Quote the whole listing verbatim.

* START Source data *

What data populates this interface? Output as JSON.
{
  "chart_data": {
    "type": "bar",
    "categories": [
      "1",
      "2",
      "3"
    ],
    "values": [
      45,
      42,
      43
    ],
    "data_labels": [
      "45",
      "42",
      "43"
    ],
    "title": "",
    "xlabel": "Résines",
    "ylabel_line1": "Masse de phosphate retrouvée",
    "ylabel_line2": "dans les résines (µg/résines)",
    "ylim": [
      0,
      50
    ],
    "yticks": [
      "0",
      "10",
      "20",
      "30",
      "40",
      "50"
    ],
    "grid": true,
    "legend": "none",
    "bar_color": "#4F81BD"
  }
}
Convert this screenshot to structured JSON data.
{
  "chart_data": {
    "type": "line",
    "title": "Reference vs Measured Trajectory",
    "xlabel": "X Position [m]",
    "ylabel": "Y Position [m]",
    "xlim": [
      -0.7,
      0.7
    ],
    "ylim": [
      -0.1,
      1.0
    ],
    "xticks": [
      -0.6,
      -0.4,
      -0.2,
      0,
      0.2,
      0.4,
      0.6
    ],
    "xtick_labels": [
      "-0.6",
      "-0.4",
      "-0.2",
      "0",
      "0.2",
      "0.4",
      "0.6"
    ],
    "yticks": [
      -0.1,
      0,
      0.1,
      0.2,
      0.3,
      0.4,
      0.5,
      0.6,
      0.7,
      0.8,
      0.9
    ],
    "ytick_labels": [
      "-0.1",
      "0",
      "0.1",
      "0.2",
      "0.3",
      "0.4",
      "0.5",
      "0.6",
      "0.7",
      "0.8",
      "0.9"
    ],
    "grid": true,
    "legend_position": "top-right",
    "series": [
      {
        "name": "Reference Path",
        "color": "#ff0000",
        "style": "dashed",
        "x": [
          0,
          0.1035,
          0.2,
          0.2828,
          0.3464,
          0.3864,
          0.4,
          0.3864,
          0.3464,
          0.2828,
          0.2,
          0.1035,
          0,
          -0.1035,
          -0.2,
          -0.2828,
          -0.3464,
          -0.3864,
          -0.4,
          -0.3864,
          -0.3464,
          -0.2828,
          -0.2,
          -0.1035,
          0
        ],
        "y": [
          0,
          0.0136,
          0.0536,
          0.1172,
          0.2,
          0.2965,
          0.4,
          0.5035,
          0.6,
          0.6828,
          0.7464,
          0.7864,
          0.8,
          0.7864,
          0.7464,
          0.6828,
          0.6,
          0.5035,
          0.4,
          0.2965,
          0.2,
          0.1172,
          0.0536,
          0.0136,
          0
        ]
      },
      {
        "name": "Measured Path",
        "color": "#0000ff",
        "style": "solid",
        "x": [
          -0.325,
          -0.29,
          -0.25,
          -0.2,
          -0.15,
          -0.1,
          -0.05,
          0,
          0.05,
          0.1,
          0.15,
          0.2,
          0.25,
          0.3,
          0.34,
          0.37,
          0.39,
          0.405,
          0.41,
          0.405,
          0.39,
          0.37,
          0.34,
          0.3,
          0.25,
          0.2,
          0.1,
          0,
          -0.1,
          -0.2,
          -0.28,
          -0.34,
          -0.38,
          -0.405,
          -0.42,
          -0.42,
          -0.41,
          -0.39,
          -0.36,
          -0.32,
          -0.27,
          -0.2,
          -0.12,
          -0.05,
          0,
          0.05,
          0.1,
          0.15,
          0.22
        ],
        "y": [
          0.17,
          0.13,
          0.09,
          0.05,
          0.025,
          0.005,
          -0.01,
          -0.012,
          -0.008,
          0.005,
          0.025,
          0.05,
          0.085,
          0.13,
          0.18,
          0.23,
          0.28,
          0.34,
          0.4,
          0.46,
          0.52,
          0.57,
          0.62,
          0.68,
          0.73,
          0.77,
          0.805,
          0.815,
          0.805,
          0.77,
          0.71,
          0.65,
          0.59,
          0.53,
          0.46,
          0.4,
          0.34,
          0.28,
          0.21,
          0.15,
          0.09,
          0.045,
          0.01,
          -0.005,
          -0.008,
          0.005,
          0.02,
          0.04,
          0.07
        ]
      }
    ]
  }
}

* END Source data *

Correct output
What data populates this interface? Output as JSON.
{
  "chart_data": {
    "type": "bar",
    "categories": [
      "1",
      "2",
      "3"
    ],
    "values": [
      45,
      42,
      43
    ],
    "data_labels": [
      "45",
      "42",
      "43"
    ],
    "title": "",
    "xlabel": "Résines",
    "ylabel_line1": "Masse de phosphate retrouvée",
    "ylabel_line2": "dans les résines (µg/résines)",
    "ylim": [
      0,
      50
    ],
    "yticks": [
      "0",
      "10",
      "20",
      "30",
      "40",
      "50"
    ],
    "grid": true,
    "legend": "none",
    "bar_color": "#4F81BD"
  }
}
Convert this screenshot to structured JSON data.
{
  "chart_data": {
    "type": "line",
    "title": "Reference vs Measured Trajectory",
    "xlabel": "X Position [m]",
    "ylabel": "Y Position [m]",
    "xlim": [
      -0.7,
      0.7
    ],
    "ylim": [
      -0.1,
      1.0
    ],
    "xticks": [
      -0.6,
      -0.4,
      -0.2,
      0,
      0.2,
      0.4,
      0.6
    ],
    "xtick_labels": [
      "-0.6",
      "-0.4",
      "-0.2",
      "0",
      "0.2",
      "0.4",
      "0.6"
    ],
    "yticks": [
      -0.1,
      0,
      0.1,
      0.2,
      0.3,
      0.4,
      0.5,
      0.6,
      0.7,
      0.8,
      0.9
    ],
    "ytick_labels": [
      "-0.1",
      "0",
      "0.1",
      "0.2",
      "0.3",
      "0.4",
      "0.5",
      "0.6",
      "0.7",
      "0.8",
      "0.9"
    ],
    "grid": true,
    "legend_position": "top-right",
    "series": [
      {
        "name": "Reference Path",
        "color": "#ff0000",
        "style": "dashed",
        "x": [
          0,
          0.1035,
          0.2,
          0.2828,
          0.3464,
          0.3864,
          0.4,
          0.3864,
          0.3464,
          0.2828,
          0.2,
          0.1035,
          0,
          -0.1035,
          -0.2,
          -0.2828,
          -0.3464,
          -0.3864,
          -0.4,
          -0.3864,
          -0.3464,
          -0.2828,
          -0.2,
          -0.1035,
          0
        ],
        "y": [
          0,
          0.0136,
          0.0536,
          0.1172,
          0.2,
          0.2965,
          0.4,
          0.5035,
          0.6,
          0.6828,
          0.7464,
          0.7864,
          0.8,
          0.7864,
          0.7464,
          0.6828,
          0.6,
          0.5035,
          0.4,
          0.2965,
          0.2,
          0.1172,
          0.0536,
          0.0136,
          0
        ]
      },
      {
        "name": "Measured Path",
        "color": "#0000ff",
        "style": "solid",
        "x": [
          -0.325,
          -0.29,
          -0.25,
          -0.2,
          -0.15,
          -0.1,
          -0.05,
          0,
          0.05,
          0.1,
          0.15,
          0.2,
          0.25,
          0.3,
          0.34,
          0.37,
          0.39,
          0.405,
          0.41,
          0.405,
          0.39,
          0.37,
          0.34,
          0.3,
          0.25,
          0.2,
          0.1,
          0,
          -0.1,
          -0.2,
          -0.28,
          -0.34,
          -0.38,
          -0.405,
          -0.42,
          -0.42,
          -0.41,
          -0.39,
          -0.36,
          -0.32,
          -0.27,
          -0.2,
          -0.12,
          -0.05,
          0,
          0.05,
          0.1,
          0.15,
          0.22
        ],
        "y": [
          0.17,
          0.13,
          0.09,
          0.05,
          0.025,
          0.005,
          -0.01,
          -0.012,
          -0.008,
          0.005,
          0.025,
          0.05,
          0.085,
          0.13,
          0.18,
          0.23,
          0.28,
          0.34,
          0.4,
          0.46,
          0.52,
          0.57,
          0.62,
          0.68,
          0.73,
          0.77,
          0.805,
          0.815,
          0.805,
          0.77,
          0.71,
          0.65,
          0.59,
          0.53,
          0.46,
          0.4,
          0.34,
          0.28,
          0.21,
          0.15,
          0.09,
          0.045,
          0.01,
          -0.005,
          -0.008,
          0.005,
          0.02,
          0.04,
          0.07
        ]
      }
    ]
  }
}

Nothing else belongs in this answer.